==== Selected passage

Neutral PBOC Sets Up First U.S.-China Tightening Since 2006Bloomberg News
‘We need to defuse a flurry of risks,’ official tells forum
2017 growth estimates increase to 6.4% from 6.3% in September
China’s leaders are pledging a harder push to rein in risk next year and emphasizing prudent and neutral monetary policy. With the Federal Reserve flagging a steeper interest-rate path, that sets the scene for the first U.S.-China tightening since 2006.
President Xi Jinping and his top economic policy lieutenants adjourned their annual planning conference Friday with a vow to safeguard the financial system and deflate asset bubbles. Maintaining stability and making progress on supply-side reform will be key 2017 themes, they said in a statement issued after the three-day Central Economic Work Conference.
"Policy makers are making clear that they’re determined to clamp down on speculation and will keep doing so next year," said Wen Bin, chief research analyst at China Minsheng Banking Corp. in Beijing. "It’s very important to deflate the property bubble."
Focus is shifting to managing risks after this year’s expansion proved resilient, with Xi saying he’s confident in meeting the 6.5 percent to 7 percent growth objective. Economic challenges still loom ahead of a crucial party congress late next year, including potential trade tensions with U.S. President-elect Donald Trump.
"By emphasizing ‘neutral,’ monetary policy will be marginally tighter than 2016," Harrison Hu, chief greater China economist at Royal Bank of Scotland Group Plc in Singapore, said of the statement released by cadres Friday. China has shifted to tightening, he said.
Still, a combined G-2 tightening is far from guaranteed. On the U.S. side, the Fed this year didn’t deliver on its projections for interest-rate increases. A stronger dollar or global events also could get in the way in 2017. And in China, monetary policy is undergoing an overhaul, meaning any tightening may be done via money markets rather than benchmark interest rates, which most economists forecast will be kept unchanged.
Official data Monday showed the overheated property market continued cooling last month as new-home prices gained from previous month in fewer cities. Beijing and Shanghai prices both snapped 20 straight months of gains, while Shenzhen, the hottest market earlier this year, saw the second straight month of declines in November.
China must deflate a property bubble that expanded this year by "strictly" controlling speculation and rein in excessive corporate borrowing, Yang Weimin, deputy director of the elite Communist Party financial and economic panel led by Xi, said at a forum Saturday.
"We need to give a higher priority to preventing and controlling financial risk," Yang said. "We need to defuse a flurry of risks, contain asset bubbles, and improve oversight to ensure there won’t be a systemic financial risk."

========
==== Dataset rows

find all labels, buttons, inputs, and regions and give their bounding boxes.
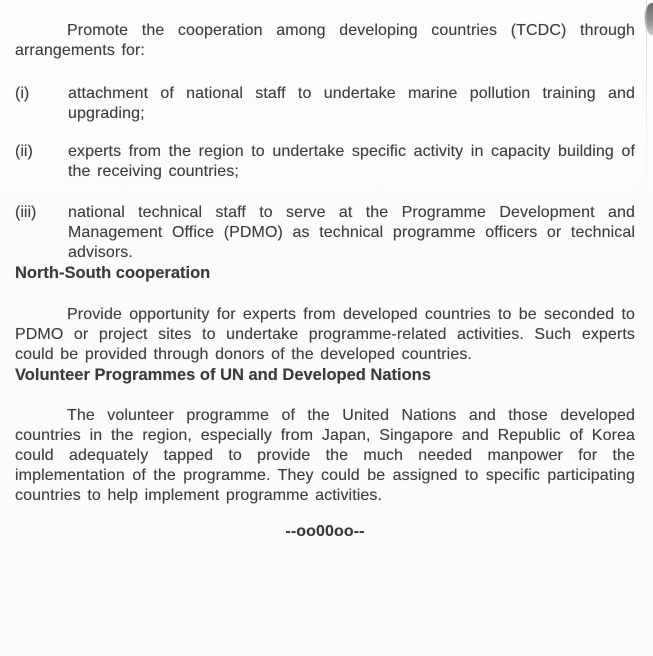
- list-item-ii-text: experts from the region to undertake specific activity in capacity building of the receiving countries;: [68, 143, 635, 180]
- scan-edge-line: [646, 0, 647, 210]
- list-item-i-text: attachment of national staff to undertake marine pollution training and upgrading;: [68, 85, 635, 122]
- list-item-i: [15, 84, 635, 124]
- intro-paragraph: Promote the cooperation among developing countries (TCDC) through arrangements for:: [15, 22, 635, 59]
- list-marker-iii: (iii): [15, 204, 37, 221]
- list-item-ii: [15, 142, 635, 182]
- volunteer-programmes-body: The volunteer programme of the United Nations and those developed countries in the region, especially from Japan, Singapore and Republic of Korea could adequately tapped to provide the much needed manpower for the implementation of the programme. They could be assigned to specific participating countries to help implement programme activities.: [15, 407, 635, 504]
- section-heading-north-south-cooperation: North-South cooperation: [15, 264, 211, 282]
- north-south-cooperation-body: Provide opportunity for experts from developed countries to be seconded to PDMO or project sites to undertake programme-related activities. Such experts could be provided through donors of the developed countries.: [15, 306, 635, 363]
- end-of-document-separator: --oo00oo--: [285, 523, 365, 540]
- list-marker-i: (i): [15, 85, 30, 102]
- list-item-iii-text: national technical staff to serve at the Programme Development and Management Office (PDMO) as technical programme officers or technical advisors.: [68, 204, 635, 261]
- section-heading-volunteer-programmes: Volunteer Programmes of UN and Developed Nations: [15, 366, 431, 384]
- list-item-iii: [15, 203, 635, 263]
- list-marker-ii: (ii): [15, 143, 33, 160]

========

**Given exercise:**
Please say which growth objective Xi said he is confident of meeting, according to the article on China's monetary policy. The listing comes from a different source than the article on China's monetary policy.

**Task result:**
The 6.5 percent to 7 percent growth objective.